Stored entries
* Start *
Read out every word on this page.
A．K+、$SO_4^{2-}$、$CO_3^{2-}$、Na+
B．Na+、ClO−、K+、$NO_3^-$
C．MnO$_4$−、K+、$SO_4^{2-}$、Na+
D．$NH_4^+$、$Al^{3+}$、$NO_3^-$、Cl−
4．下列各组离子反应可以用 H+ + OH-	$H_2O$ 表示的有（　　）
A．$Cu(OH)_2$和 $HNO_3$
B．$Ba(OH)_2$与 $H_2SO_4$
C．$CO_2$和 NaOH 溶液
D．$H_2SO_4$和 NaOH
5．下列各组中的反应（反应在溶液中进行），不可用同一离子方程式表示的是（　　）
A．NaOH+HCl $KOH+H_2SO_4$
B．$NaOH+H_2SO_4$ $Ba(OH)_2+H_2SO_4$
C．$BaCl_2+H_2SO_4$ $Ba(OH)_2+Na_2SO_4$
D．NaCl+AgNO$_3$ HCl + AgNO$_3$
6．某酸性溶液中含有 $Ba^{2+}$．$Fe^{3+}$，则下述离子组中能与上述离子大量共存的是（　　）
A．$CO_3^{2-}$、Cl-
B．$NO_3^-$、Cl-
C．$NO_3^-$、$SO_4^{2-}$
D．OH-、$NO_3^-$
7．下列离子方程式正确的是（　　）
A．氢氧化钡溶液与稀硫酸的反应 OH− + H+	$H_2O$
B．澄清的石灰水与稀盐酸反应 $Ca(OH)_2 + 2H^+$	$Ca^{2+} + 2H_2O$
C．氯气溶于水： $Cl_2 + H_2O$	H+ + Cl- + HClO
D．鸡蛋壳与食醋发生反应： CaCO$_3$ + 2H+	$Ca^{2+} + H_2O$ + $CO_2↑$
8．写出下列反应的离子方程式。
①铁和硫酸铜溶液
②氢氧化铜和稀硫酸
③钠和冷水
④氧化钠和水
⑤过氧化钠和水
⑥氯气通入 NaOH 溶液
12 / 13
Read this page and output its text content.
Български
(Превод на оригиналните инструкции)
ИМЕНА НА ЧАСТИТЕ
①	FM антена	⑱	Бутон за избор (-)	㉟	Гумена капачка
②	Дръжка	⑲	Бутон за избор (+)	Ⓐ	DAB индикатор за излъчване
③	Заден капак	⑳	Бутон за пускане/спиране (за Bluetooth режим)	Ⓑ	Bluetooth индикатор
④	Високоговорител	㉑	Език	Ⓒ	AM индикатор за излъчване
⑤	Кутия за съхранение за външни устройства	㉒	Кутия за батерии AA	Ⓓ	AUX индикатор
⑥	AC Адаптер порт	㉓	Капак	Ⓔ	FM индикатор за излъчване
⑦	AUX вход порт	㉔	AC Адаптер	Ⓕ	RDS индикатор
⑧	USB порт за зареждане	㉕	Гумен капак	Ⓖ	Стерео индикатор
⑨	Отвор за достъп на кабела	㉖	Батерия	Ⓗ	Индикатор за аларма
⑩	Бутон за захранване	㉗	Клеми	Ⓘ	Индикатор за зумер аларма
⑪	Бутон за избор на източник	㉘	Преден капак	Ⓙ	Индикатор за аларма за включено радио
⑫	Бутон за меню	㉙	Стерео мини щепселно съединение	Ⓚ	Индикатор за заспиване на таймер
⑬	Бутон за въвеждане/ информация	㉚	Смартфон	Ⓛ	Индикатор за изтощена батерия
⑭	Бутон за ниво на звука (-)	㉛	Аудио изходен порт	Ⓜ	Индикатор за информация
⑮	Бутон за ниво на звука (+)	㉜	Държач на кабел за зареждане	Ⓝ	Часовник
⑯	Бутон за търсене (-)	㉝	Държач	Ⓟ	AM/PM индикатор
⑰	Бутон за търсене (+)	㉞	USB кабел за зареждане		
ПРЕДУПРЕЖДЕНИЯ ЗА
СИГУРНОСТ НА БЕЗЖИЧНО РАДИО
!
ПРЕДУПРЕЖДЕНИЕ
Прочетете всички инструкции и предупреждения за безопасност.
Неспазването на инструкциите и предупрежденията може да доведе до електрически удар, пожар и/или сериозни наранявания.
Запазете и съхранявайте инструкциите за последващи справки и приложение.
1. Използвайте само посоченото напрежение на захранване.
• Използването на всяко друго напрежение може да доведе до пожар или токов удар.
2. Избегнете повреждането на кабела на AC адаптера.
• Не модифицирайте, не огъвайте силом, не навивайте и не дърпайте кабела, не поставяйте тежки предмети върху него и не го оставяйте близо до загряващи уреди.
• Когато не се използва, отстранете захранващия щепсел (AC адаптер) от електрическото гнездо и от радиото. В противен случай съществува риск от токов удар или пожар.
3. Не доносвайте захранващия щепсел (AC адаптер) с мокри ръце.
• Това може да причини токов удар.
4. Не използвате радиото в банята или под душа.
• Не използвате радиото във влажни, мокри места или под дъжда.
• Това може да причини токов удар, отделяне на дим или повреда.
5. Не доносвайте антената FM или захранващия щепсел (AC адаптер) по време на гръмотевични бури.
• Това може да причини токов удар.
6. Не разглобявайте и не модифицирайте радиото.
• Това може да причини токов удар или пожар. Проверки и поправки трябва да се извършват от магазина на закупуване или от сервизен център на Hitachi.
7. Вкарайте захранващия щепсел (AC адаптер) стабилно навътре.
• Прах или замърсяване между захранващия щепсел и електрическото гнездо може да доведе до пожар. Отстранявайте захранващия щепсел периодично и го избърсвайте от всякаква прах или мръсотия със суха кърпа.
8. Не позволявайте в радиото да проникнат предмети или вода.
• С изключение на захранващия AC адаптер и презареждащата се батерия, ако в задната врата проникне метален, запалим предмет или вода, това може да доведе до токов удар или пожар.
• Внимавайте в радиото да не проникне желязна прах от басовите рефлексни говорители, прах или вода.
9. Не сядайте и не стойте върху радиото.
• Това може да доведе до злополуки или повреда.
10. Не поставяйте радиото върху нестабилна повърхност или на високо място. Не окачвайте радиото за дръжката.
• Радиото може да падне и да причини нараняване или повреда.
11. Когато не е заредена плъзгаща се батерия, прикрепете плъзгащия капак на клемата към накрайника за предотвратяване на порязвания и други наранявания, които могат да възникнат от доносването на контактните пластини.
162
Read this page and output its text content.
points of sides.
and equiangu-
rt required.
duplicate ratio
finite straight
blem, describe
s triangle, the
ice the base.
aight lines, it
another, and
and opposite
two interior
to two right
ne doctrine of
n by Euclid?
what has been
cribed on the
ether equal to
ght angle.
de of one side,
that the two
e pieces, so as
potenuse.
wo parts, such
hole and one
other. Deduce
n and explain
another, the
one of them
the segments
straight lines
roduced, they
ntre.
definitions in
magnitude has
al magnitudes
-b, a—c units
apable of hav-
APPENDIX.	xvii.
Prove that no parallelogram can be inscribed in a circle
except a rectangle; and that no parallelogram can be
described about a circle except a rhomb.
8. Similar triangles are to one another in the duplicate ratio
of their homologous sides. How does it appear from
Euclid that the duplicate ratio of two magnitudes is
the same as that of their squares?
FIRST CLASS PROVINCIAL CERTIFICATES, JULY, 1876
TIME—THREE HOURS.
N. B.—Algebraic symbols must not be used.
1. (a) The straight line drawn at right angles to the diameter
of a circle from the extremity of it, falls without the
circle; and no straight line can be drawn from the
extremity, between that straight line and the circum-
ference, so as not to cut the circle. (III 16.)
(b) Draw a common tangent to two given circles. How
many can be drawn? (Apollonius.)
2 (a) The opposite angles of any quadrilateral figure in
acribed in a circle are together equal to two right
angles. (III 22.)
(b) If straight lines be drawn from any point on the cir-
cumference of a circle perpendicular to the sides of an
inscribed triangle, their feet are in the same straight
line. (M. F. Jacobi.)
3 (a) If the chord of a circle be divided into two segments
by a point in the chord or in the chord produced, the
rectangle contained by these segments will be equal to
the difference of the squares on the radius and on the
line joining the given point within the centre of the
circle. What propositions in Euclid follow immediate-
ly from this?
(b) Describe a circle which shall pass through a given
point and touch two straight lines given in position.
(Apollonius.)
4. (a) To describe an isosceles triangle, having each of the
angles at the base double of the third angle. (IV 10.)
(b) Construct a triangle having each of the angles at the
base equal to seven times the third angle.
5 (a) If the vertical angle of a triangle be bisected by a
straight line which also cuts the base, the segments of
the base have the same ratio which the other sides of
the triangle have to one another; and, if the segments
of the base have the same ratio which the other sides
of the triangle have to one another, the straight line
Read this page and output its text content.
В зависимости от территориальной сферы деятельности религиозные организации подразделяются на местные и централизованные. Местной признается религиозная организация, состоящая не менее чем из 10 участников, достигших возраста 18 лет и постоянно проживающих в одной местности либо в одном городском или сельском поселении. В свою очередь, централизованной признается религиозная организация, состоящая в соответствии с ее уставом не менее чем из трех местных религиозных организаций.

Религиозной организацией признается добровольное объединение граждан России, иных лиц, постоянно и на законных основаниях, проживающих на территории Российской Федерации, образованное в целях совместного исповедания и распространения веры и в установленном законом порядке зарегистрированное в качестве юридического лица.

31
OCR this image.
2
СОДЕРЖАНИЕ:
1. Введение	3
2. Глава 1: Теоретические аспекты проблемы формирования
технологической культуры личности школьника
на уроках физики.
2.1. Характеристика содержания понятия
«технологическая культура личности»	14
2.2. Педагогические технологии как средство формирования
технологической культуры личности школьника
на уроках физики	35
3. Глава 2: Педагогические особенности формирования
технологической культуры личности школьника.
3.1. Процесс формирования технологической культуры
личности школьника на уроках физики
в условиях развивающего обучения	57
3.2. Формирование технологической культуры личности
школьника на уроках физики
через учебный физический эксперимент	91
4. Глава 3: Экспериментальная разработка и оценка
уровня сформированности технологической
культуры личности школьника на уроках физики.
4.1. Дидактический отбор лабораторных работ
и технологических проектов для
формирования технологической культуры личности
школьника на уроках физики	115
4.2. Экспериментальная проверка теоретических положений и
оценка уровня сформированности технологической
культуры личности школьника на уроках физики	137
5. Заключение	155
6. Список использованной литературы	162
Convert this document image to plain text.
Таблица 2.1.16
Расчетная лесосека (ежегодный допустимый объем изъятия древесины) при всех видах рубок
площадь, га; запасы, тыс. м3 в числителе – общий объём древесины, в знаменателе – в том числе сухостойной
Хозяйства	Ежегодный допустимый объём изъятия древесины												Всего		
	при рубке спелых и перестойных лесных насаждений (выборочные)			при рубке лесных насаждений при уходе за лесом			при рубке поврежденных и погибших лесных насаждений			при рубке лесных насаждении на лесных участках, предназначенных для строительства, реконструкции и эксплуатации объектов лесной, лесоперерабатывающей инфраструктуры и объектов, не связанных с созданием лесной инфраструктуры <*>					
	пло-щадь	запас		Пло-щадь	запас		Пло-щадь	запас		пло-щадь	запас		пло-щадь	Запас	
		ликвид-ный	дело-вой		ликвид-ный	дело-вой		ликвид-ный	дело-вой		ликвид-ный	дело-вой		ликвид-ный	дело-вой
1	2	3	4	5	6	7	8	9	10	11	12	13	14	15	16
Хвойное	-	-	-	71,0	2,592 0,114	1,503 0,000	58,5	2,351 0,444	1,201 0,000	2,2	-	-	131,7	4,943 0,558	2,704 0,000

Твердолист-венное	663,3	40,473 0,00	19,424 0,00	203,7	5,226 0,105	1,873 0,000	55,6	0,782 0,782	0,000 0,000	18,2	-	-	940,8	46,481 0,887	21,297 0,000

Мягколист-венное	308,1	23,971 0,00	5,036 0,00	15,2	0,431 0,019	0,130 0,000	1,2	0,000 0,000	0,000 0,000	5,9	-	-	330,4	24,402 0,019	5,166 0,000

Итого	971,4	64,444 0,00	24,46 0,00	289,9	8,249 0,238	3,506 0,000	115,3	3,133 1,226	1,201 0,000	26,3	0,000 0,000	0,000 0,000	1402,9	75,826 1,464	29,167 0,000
* End *
§ Given exercise
From the data above, copy each line that has the string "Стерео".

§ Result of the task
⑧	USB порт за зареждане	㉕	Гумен капак	Ⓖ	Стерео индикатор
⑫	Бутон за меню	㉙	Стерео мини щепселно съединение	Ⓚ	Индикатор за заспиване на таймер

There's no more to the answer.